▶ Stated goal:
Transcribe the records that follow exactly. Skip the pictures.

[Saved entries]
● ● ● ●
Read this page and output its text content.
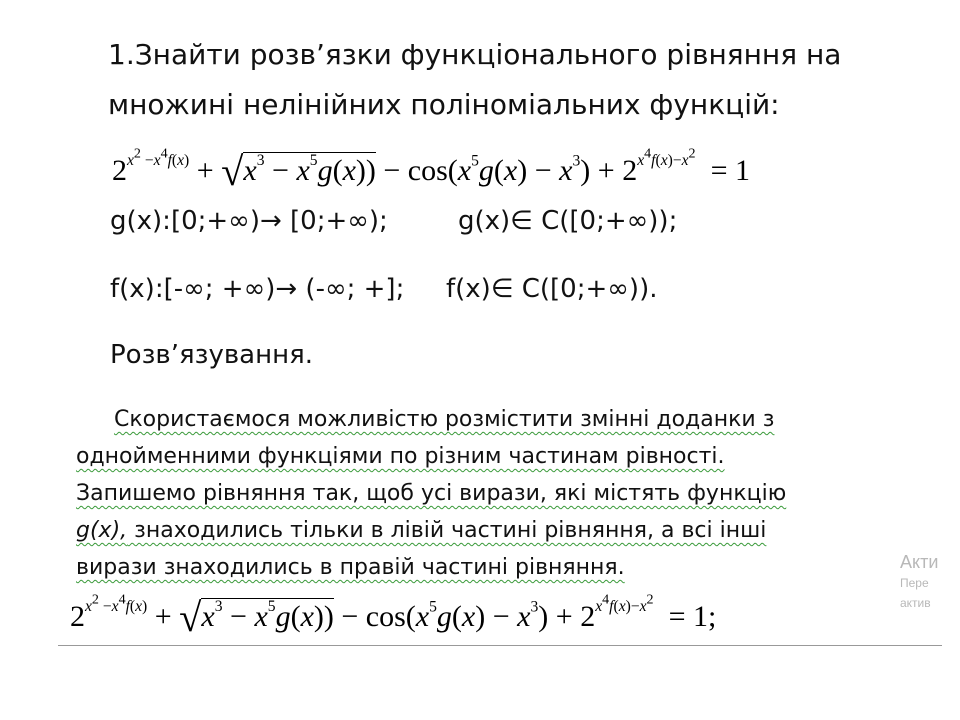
1.Знайти розв’язки функціонального рівняння на
множині нелінійних поліноміальних функцій:
$2^{x^2 -x^4f(x)} + √x^3 - x^5g(x)) - \cos(x^5g(x) - x^3) + 2^{x^4f(x)-x^2} = 1$
g(x):[0;+∞)→ [0;+∞);	g(x)∈ C([0;+∞));
f(x):[-∞; +∞)→ (-∞; +]; f(x)∈ C([0;+∞)).
Розв’язування.
Скористаємося можливістю розмістити змінні доданки з
однойменними функціями по різним частинам рівності.
Запишемо рівняння так, щоб усі вирази, які містять функцію
g(x), знаходились тільки в лівій частині рівняння, а всі інші
вирази знаходились в правій частині рівняння.
$2^{x^2 -x^4f(x)} + √x^3 - x^5g(x)) - \cos(x^5g(x) - x^3) + 2^{x^4f(x)-x^2} = 1$;
Акти
Пере
актив
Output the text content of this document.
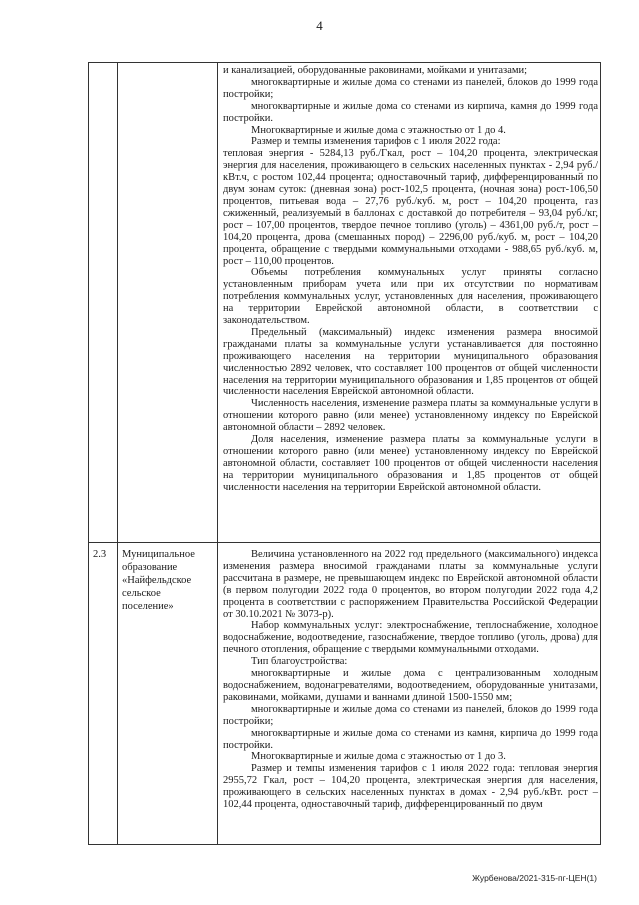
4

и канализацией, оборудованные раковинами, мойками и унитазами;

многоквартирные и жилые дома со стенами из панелей, блоков до 1999 года постройки;

многоквартирные и жилые дома со стенами из кирпича, камня до 1999 года постройки.

Многоквартирные и жилые дома с этажностью от 1 до 4.

Размер и темпы изменения тарифов с 1 июля 2022 года:

тепловая энергия - 5284,13 руб./Гкал, рост – 104,20 процента, электрическая энергия для населения, проживающего в сельских населенных пунктах - 2,94 руб./кВт.ч, с ростом 102,44 процента; одноставочный тариф, дифференцированный по двум зонам суток: (дневная зона) рост-102,5 процента, (ночная зона) рост-106,50 процентов, питьевая вода – 27,76 руб./куб. м, рост – 104,20 процента, газ сжиженный, реализуемый в баллонах с доставкой до потребителя – 93,04 руб./кг, рост – 107,00 процентов, твердое печное топливо (уголь) – 4361,00 руб./т, рост – 104,20 процента, дрова (смешанных пород) – 2296,00 руб./куб. м, рост – 104,20 процента, обращение с твердыми коммунальными отходами - 988,65 руб./куб. м, рост – 110,00 процентов.

Объемы потребления коммунальных услуг приняты согласно установленным приборам учета или при их отсутствии по нормативам потребления коммунальных услуг, установленных для населения, проживающего на территории Еврейской автономной области, в соответствии с законодательством.

Предельный (максимальный) индекс изменения размера вносимой гражданами платы за коммунальные услуги устанавливается для постоянно проживающего населения на территории муниципального образования численностью 2892 человек, что составляет 100 процентов от общей численности населения на территории муниципального образования и 1,85 процентов от общей численности населения Еврейской автономной области.

Численность населения, изменение размера платы за коммунальные услуги в отношении которого равно (или менее) установленному индексу по Еврейской автономной области – 2892 человек.

Доля населения, изменение размера платы за коммунальные услуги в отношении которого равно (или менее) установленному индексу по Еврейской автономной области, составляет 100 процентов от общей численности населения на территории муниципального образования и 1,85 процентов от общей численности населения на территории Еврейской автономной области.

2.3	Муниципальное образование «Найфельдское сельское поселение»

Величина установленного на 2022 год предельного (максимального) индекса изменения размера вносимой гражданами платы за коммунальные услуги рассчитана в размере, не превышающем индекс по Еврейской автономной области (в первом полугодии 2022 года 0 процентов, во втором полугодии 2022 года 4,2 процента в соответствии с распоряжением Правительства Российской Федерации от 30.10.2021 № 3073-р).

Набор коммунальных услуг: электроснабжение, теплоснабжение, холодное водоснабжение, водоотведение, газоснабжение, твердое топливо (уголь, дрова) для печного отопления, обращение с твердыми коммунальными отходами.

Тип благоустройства:

многоквартирные и жилые дома с централизованным холодным водоснабжением, водонагревателями, водоотведением, оборудованные унитазами, раковинами, мойками, душами и ваннами длиной 1500-1550 мм;

многоквартирные и жилые дома со стенами из панелей, блоков до 1999 года постройки;

многоквартирные и жилые дома со стенами из камня, кирпича до 1999 года постройки.

Многоквартирные и жилые дома с этажностью от 1 до 3.

Размер и темпы изменения тарифов с 1 июля 2022 года: тепловая энергия 2955,72 Гкал, рост – 104,20 процента, электрическая энергия для населения, проживающего в сельских населенных пунктах в домах - 2,94 руб./кВт. рост – 102,44 процента, одноставочный тариф, дифференцированный по двум

Журбенова/2021-315-пг-ЦЕН(1)
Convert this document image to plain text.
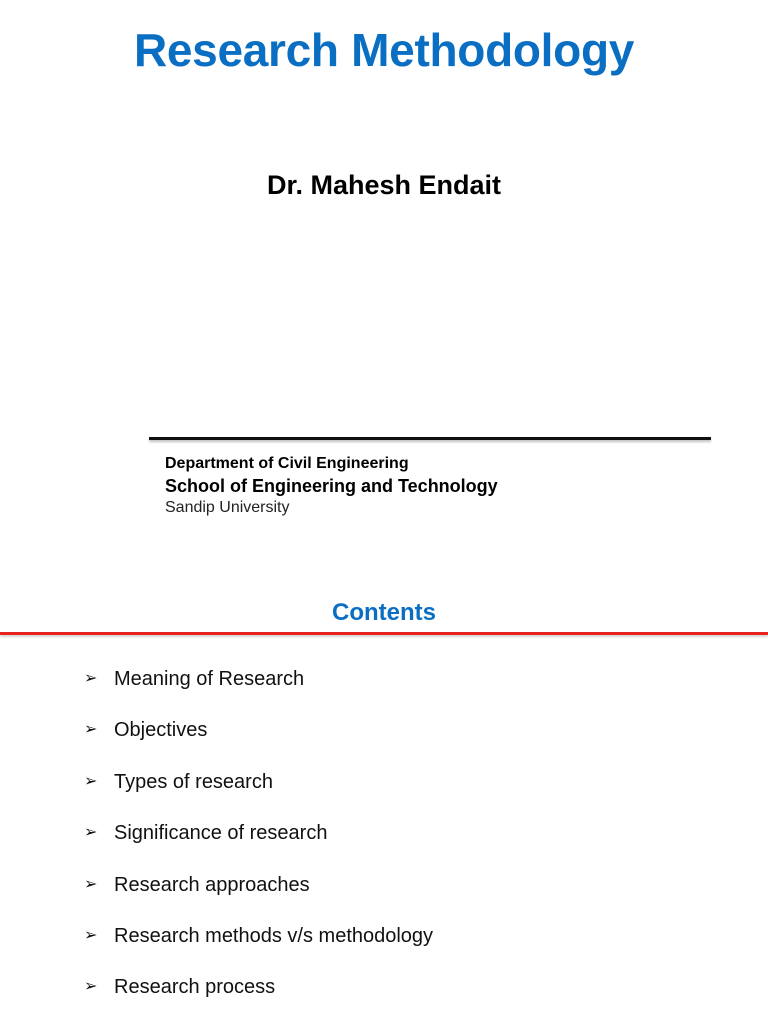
Research Methodology
Dr. Mahesh Endait

Department of Civil Engineering

School of Engineering and Technology

Sandip University

Contents
➢ Meaning of Research
➢ Objectives
➢ Types of research
➢ Significance of research
➢ Research approaches
➢ Research methods v/s methodology
➢ Research process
● ● ● ●
▶ Reply to the exercise:
Read this page and output its text content.
1.Знайти розв’язки функціонального рівняння на
множині нелінійних поліноміальних функцій:
$2^{x^2 -x^4f(x)} + √x^3 - x^5g(x)) - \cos(x^5g(x) - x^3) + 2^{x^4f(x)-x^2} = 1$
g(x):[0;+∞)→ [0;+∞);	g(x)∈ C([0;+∞));
f(x):[-∞; +∞)→ (-∞; +]; f(x)∈ C([0;+∞)).
Розв’язування.
Скористаємося можливістю розмістити змінні доданки з
однойменними функціями по різним частинам рівності.
Запишемо рівняння так, щоб усі вирази, які містять функцію
g(x), знаходились тільки в лівій частині рівняння, а всі інші
вирази знаходились в правій частині рівняння.
$2^{x^2 -x^4f(x)} + √x^3 - x^5g(x)) - \cos(x^5g(x) - x^3) + 2^{x^4f(x)-x^2} = 1$;
Акти
Пере
актив
Output the text content of this document.
4

и канализацией, оборудованные раковинами, мойками и унитазами;

многоквартирные и жилые дома со стенами из панелей, блоков до 1999 года постройки;

многоквартирные и жилые дома со стенами из кирпича, камня до 1999 года постройки.

Многоквартирные и жилые дома с этажностью от 1 до 4.

Размер и темпы изменения тарифов с 1 июля 2022 года:

тепловая энергия - 5284,13 руб./Гкал, рост – 104,20 процента, электрическая энергия для населения, проживающего в сельских населенных пунктах - 2,94 руб./кВт.ч, с ростом 102,44 процента; одноставочный тариф, дифференцированный по двум зонам суток: (дневная зона) рост-102,5 процента, (ночная зона) рост-106,50 процентов, питьевая вода – 27,76 руб./куб. м, рост – 104,20 процента, газ сжиженный, реализуемый в баллонах с доставкой до потребителя – 93,04 руб./кг, рост – 107,00 процентов, твердое печное топливо (уголь) – 4361,00 руб./т, рост – 104,20 процента, дрова (смешанных пород) – 2296,00 руб./куб. м, рост – 104,20 процента, обращение с твердыми коммунальными отходами - 988,65 руб./куб. м, рост – 110,00 процентов.

Объемы потребления коммунальных услуг приняты согласно установленным приборам учета или при их отсутствии по нормативам потребления коммунальных услуг, установленных для населения, проживающего на территории Еврейской автономной области, в соответствии с законодательством.

Предельный (максимальный) индекс изменения размера вносимой гражданами платы за коммунальные услуги устанавливается для постоянно проживающего населения на территории муниципального образования численностью 2892 человек, что составляет 100 процентов от общей численности населения на территории муниципального образования и 1,85 процентов от общей численности населения Еврейской автономной области.

Численность населения, изменение размера платы за коммунальные услуги в отношении которого равно (или менее) установленному индексу по Еврейской автономной области – 2892 человек.

Доля населения, изменение размера платы за коммунальные услуги в отношении которого равно (или менее) установленному индексу по Еврейской автономной области, составляет 100 процентов от общей численности населения на территории муниципального образования и 1,85 процентов от общей численности населения на территории Еврейской автономной области.

2.3	Муниципальное образование «Найфельдское сельское поселение»

Величина установленного на 2022 год предельного (максимального) индекса изменения размера вносимой гражданами платы за коммунальные услуги рассчитана в размере, не превышающем индекс по Еврейской автономной области (в первом полугодии 2022 года 0 процентов, во втором полугодии 2022 года 4,2 процента в соответствии с распоряжением Правительства Российской Федерации от 30.10.2021 № 3073-р).

Набор коммунальных услуг: электроснабжение, теплоснабжение, холодное водоснабжение, водоотведение, газоснабжение, твердое топливо (уголь, дрова) для печного отопления, обращение с твердыми коммунальными отходами.

Тип благоустройства:

многоквартирные и жилые дома с централизованным холодным водоснабжением, водонагревателями, водоотведением, оборудованные унитазами, раковинами, мойками, душами и ваннами длиной 1500-1550 мм;

многоквартирные и жилые дома со стенами из панелей, блоков до 1999 года постройки;

многоквартирные и жилые дома со стенами из камня, кирпича до 1999 года постройки.

Многоквартирные и жилые дома с этажностью от 1 до 3.

Размер и темпы изменения тарифов с 1 июля 2022 года: тепловая энергия 2955,72 Гкал, рост – 104,20 процента, электрическая энергия для населения, проживающего в сельских населенных пунктах в домах - 2,94 руб./кВт. рост – 102,44 процента, одноставочный тариф, дифференцированный по двум

Журбенова/2021-315-пг-ЦЕН(1)
Convert this document image to plain text.
Research Methodology
Dr. Mahesh Endait

Department of Civil Engineering

School of Engineering and Technology

Sandip University

Contents
➢ Meaning of Research
➢ Objectives
➢ Types of research
➢ Significance of research
➢ Research approaches
➢ Research methods v/s methodology
➢ Research process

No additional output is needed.